- [Goal of the exercise]: Look through the data and write out every line with the word "People" in it.

══════════════════════════════

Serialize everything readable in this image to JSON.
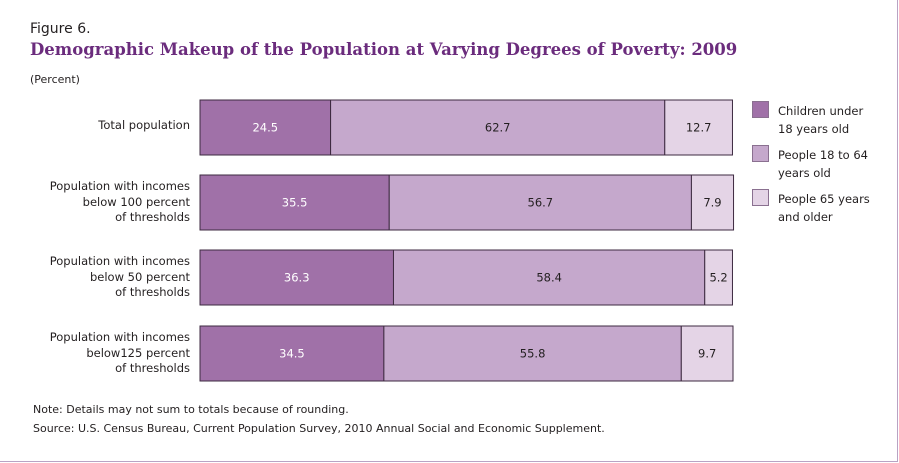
{
  "figure_label": "Figure 6.",
  "title": "Demographic Makeup of the Population at Varying Degrees of Poverty: 2009",
  "unit_label": "(Percent)",
  "notes": {
    "note": "Note:  Details may not sum to totals because of rounding.",
    "source": "Source: U.S. Census Bureau, Current Population Survey, 2010 Annual Social and Economic Supplement."
  },
  "legend": [
    {
      "lines": [
        "Children under",
        "18 years old"
      ]
    },
    {
      "lines": [
        "People 18 to 64",
        "years old"
      ]
    },
    {
      "lines": [
        "People 65 years",
        "and older"
      ]
    }
  ],
  "chart_data": {
    "type": "bar",
    "stacked": true,
    "orientation": "horizontal",
    "categories": [
      [
        "Total population"
      ],
      [
        "Population with incomes",
        "below 100 percent",
        "of thresholds"
      ],
      [
        "Population with incomes",
        "below 50 percent",
        "of thresholds"
      ],
      [
        "Population with incomes",
        "below125 percent",
        "of thresholds"
      ]
    ],
    "series": [
      {
        "name": "Children under 18 years old",
        "values": [
          24.5,
          35.5,
          36.3,
          34.5
        ],
        "color": "#a071a8"
      },
      {
        "name": "People 18 to 64 years old",
        "values": [
          62.7,
          56.7,
          58.4,
          55.8
        ],
        "color": "#c5a8cc"
      },
      {
        "name": "People 65 years and older",
        "values": [
          12.7,
          7.9,
          5.2,
          9.7
        ],
        "color": "#e4d4e6"
      }
    ],
    "ylabel": "(Percent)",
    "xlim": [
      0,
      100
    ],
    "grid": false,
    "legend_position": "right"
  }
}
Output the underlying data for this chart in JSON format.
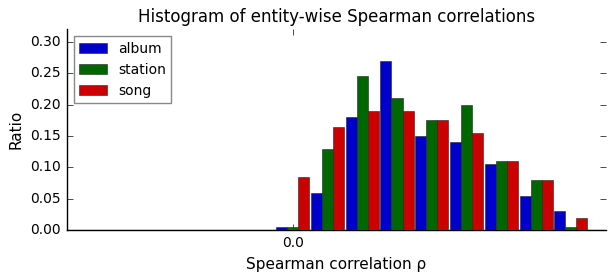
{
  "title": "Histogram of entity-wise Spearman correlations",
  "xlabel": "Spearman correlation ρ",
  "ylabel": "Ratio",
  "series": [
    "album",
    "station",
    "song"
  ],
  "colors": [
    "#0000cc",
    "#006600",
    "#cc0000"
  ],
  "bin_centers": [
    -0.5,
    -0.4,
    -0.3,
    -0.2,
    -0.1,
    0.0,
    0.1,
    0.2,
    0.3,
    0.4,
    0.5,
    0.6,
    0.7,
    0.8
  ],
  "bin_width": 0.1,
  "album": [
    0.001,
    0.001,
    0.001,
    0.001,
    0.001,
    0.005,
    0.06,
    0.18,
    0.27,
    0.15,
    0.14,
    0.105,
    0.055,
    0.03
  ],
  "station": [
    0.0,
    0.001,
    0.0,
    0.001,
    0.001,
    0.005,
    0.13,
    0.245,
    0.21,
    0.175,
    0.2,
    0.11,
    0.08,
    0.005
  ],
  "song": [
    0.0,
    0.0,
    0.001,
    0.0,
    0.001,
    0.085,
    0.165,
    0.19,
    0.19,
    0.175,
    0.155,
    0.11,
    0.08,
    0.02
  ],
  "ylim": [
    0.0,
    0.32
  ],
  "yticks": [
    0.0,
    0.05,
    0.1,
    0.15,
    0.2,
    0.25,
    0.3
  ],
  "xlim": [
    -0.65,
    0.9
  ],
  "xticks": [
    0.0
  ],
  "xticklabels": [
    "0.0"
  ],
  "legend_loc": "upper left",
  "legend_fontsize": 10,
  "title_fontsize": 12,
  "label_fontsize": 11,
  "tick_fontsize": 10,
  "background_color": "#ffffff"
}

══════════════════════════════

- [The solution]:
        "People 18 to 64",
        "People 65 years",
        "name": "People 18 to 64 years old",
        "name": "People 65 years and older",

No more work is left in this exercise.